§ MATERIAL FOR THIS EXERCISE:
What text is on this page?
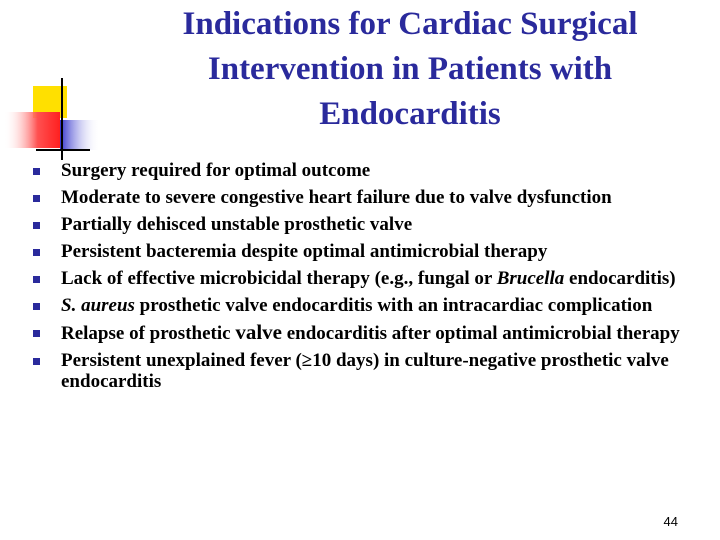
Indications for Cardiac Surgical
Intervention in Patients with
Endocarditis
Surgery required for optimal outcome
Moderate to severe congestive heart failure due to valve dysfunction
Partially dehisced unstable prosthetic valve
Persistent bacteremia despite optimal antimicrobial therapy
Lack of effective microbicidal therapy (e.g., fungal or Brucella endocarditis)
S. aureus prosthetic valve endocarditis with an intracardiac complication
Relapse of prosthetic valve endocarditis after optimal antimicrobial therapy
Persistent unexplained fever (≥10 days) in culture-negative prosthetic valve endocarditis
44
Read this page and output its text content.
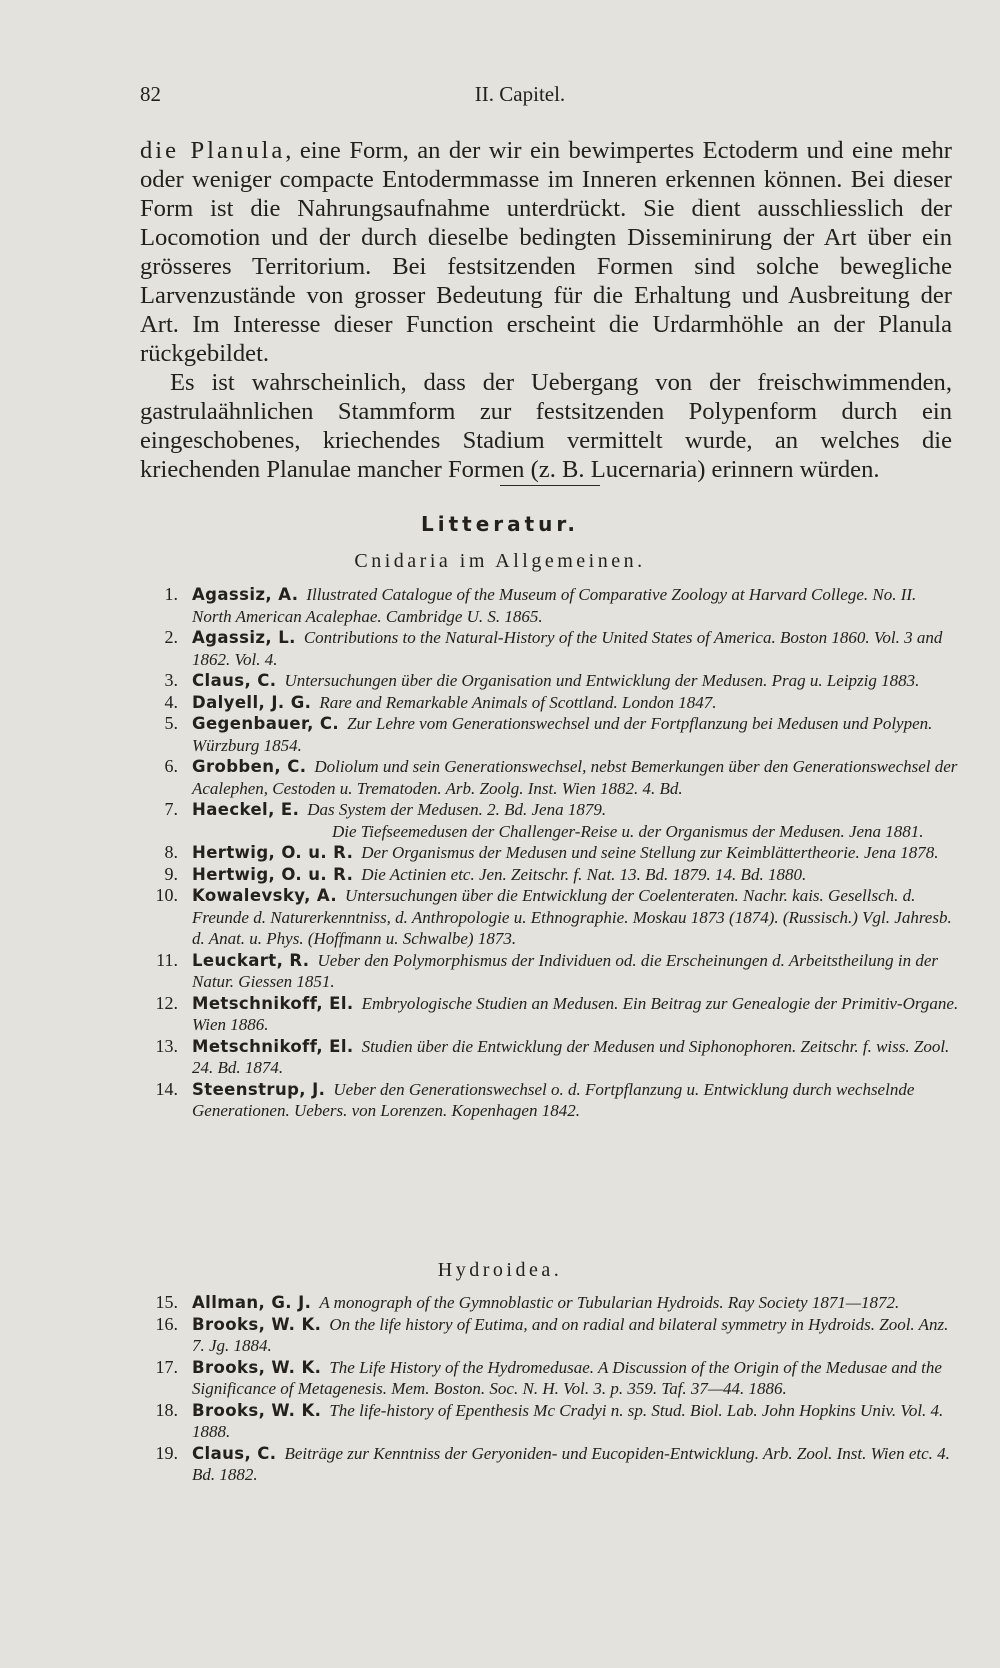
82	II. Capitel.

die Planula, eine Form, an der wir ein bewimpertes Ectoderm und eine mehr oder weniger compacte Entodermmasse im Inneren erkennen können. Bei dieser Form ist die Nahrungsaufnahme unterdrückt. Sie dient ausschliesslich der Locomotion und der durch dieselbe bedingten Disseminirung der Art über ein grösseres Territorium. Bei festsitzenden Formen sind solche bewegliche Larvenzustände von grosser Bedeutung für die Erhaltung und Ausbreitung der Art. Im Interesse dieser Function erscheint die Urdarmhöhle an der Planula rückgebildet.

Es ist wahrscheinlich, dass der Uebergang von der freischwimmenden, gastrulaähnlichen Stammform zur festsitzenden Polypenform durch ein eingeschobenes, kriechendes Stadium vermittelt wurde, an welches die kriechenden Planulae mancher Formen (z. B. Lucernaria) erinnern würden.

Litteratur.
Cnidaria im Allgemeinen.
1. Agassiz, A. Illustrated Catalogue of the Museum of Comparative Zoology at Harvard College. No. II. North American Acalephae. Cambridge U. S. 1865.
2. Agassiz, L. Contributions to the Natural-History of the United States of America. Boston 1860. Vol. 3 and 1862. Vol. 4.
3. Claus, C. Untersuchungen über die Organisation und Entwicklung der Medusen. Prag u. Leipzig 1883.
4. Dalyell, J. G. Rare and Remarkable Animals of Scottland. London 1847.
5. Gegenbauer, C. Zur Lehre vom Generationswechsel und der Fortpflanzung bei Medusen und Polypen. Würzburg 1854.
6. Grobben, C. Doliolum und sein Generationswechsel, nebst Bemerkungen über den Generationswechsel der Acalephen, Cestoden u. Trematoden. Arb. Zoolg. Inst. Wien 1882. 4. Bd.
7. Haeckel, E. Das System der Medusen. 2. Bd. Jena 1879.
Die Tiefseemedusen der Challenger-Reise u. der Organismus der Medusen. Jena 1881.
8. Hertwig, O. u. R. Der Organismus der Medusen und seine Stellung zur Keimblättertheorie. Jena 1878.
9. Hertwig, O. u. R. Die Actinien etc. Jen. Zeitschr. f. Nat. 13. Bd. 1879. 14. Bd. 1880.
10. Kowalevsky, A. Untersuchungen über die Entwicklung der Coelenteraten. Nachr. kais. Gesellsch. d. Freunde d. Naturerkenntniss, d. Anthropologie u. Ethnographie. Moskau 1873 (1874). (Russisch.) Vgl. Jahresb. d. Anat. u. Phys. (Hoffmann u. Schwalbe) 1873.
11. Leuckart, R. Ueber den Polymorphismus der Individuen od. die Erscheinungen d. Arbeitstheilung in der Natur. Giessen 1851.
12. Metschnikoff, El. Embryologische Studien an Medusen. Ein Beitrag zur Genealogie der Primitiv-Organe. Wien 1886.
13. Metschnikoff, El. Studien über die Entwicklung der Medusen und Siphonophoren. Zeitschr. f. wiss. Zool. 24. Bd. 1874.
14. Steenstrup, J. Ueber den Generationswechsel o. d. Fortpflanzung u. Entwicklung durch wechselnde Generationen. Uebers. von Lorenzen. Kopenhagen 1842.
Hydroidea.
15. Allman, G. J. A monograph of the Gymnoblastic or Tubularian Hydroids. Ray Society 1871—1872.
16. Brooks, W. K. On the life history of Eutima, and on radial and bilateral symmetry in Hydroids. Zool. Anz. 7. Jg. 1884.
17. Brooks, W. K. The Life History of the Hydromedusae. A Discussion of the Origin of the Medusae and the Significance of Metagenesis. Mem. Boston. Soc. N. H. Vol. 3. p. 359. Taf. 37—44. 1886.
18. Brooks, W. K. The life-history of Epenthesis Mc Cradyi n. sp. Stud. Biol. Lab. John Hopkins Univ. Vol. 4. 1888.
19. Claus, C. Beiträge zur Kenntniss der Geryoniden- und Eucopiden-Entwicklung. Arb. Zool. Inst. Wien etc. 4. Bd. 1882.
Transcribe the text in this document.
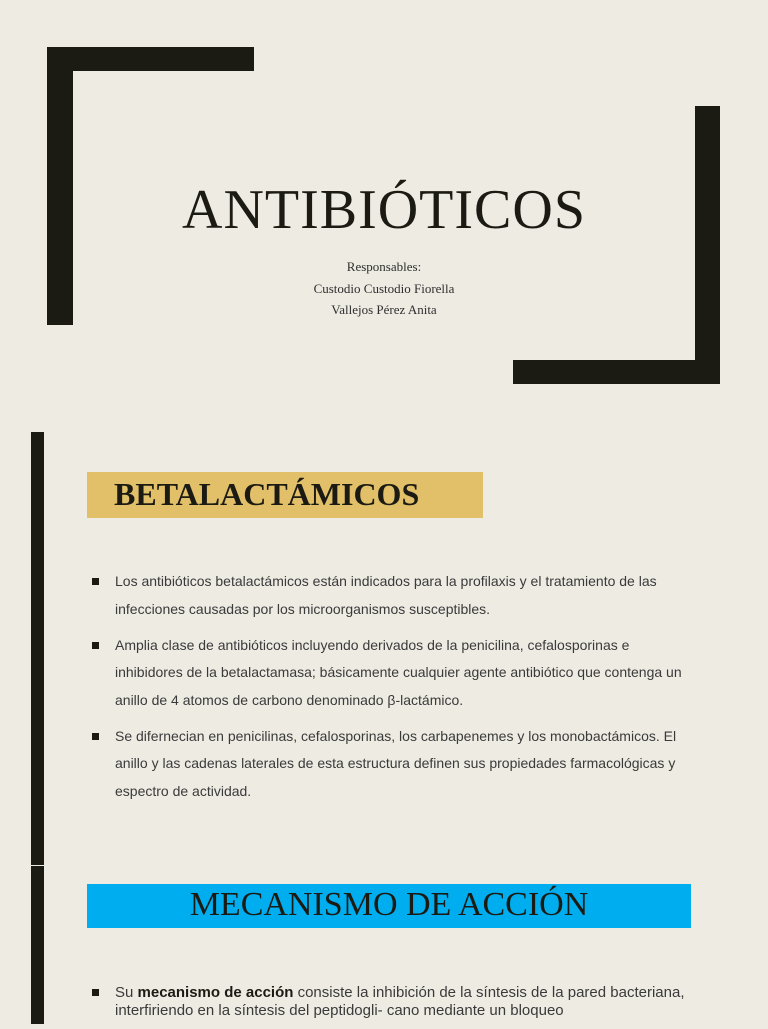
ANTIBIÓTICOS
Responsables:
Custodio Custodio Fiorella
Vallejos Pérez Anita
BETALACTÁMICOS
Los antibióticos betalactámicos están indicados para la profilaxis y el tratamiento de las infecciones causadas por los microorganismos susceptibles.
Amplia clase de antibióticos incluyendo derivados de la penicilina, cefalosporinas e inhibidores de la betalactamasa; básicamente cualquier agente antibiótico que contenga un anillo de 4 atomos de carbono denominado β-lactámico.
Se difernecian en penicilinas, cefalosporinas, los carbapenemes y los monobactámicos. El anillo y las cadenas laterales de esta estructura definen sus propiedades farmacológicas y espectro de actividad.
MECANISMO DE ACCIÓN
Su mecanismo de acción consiste la inhibición de la síntesis de la pared bacteriana, interfiriendo en la síntesis del peptidogli- cano mediante un bloqueo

§ GOAL OF THE EXERCISE:
Pull out the lines above in which the word "Hydroids" appears.

§ ANSWER TO THE EXERCISE:
15. Allman, G. J. A monograph of the Gymnoblastic or Tubularian Hydroids. Ray Society 1871—1872.
16. Brooks, W. K. On the life history of Eutima, and on radial and bilateral symmetry in Hydroids. Zool. Anz. 7. Jg. 1884.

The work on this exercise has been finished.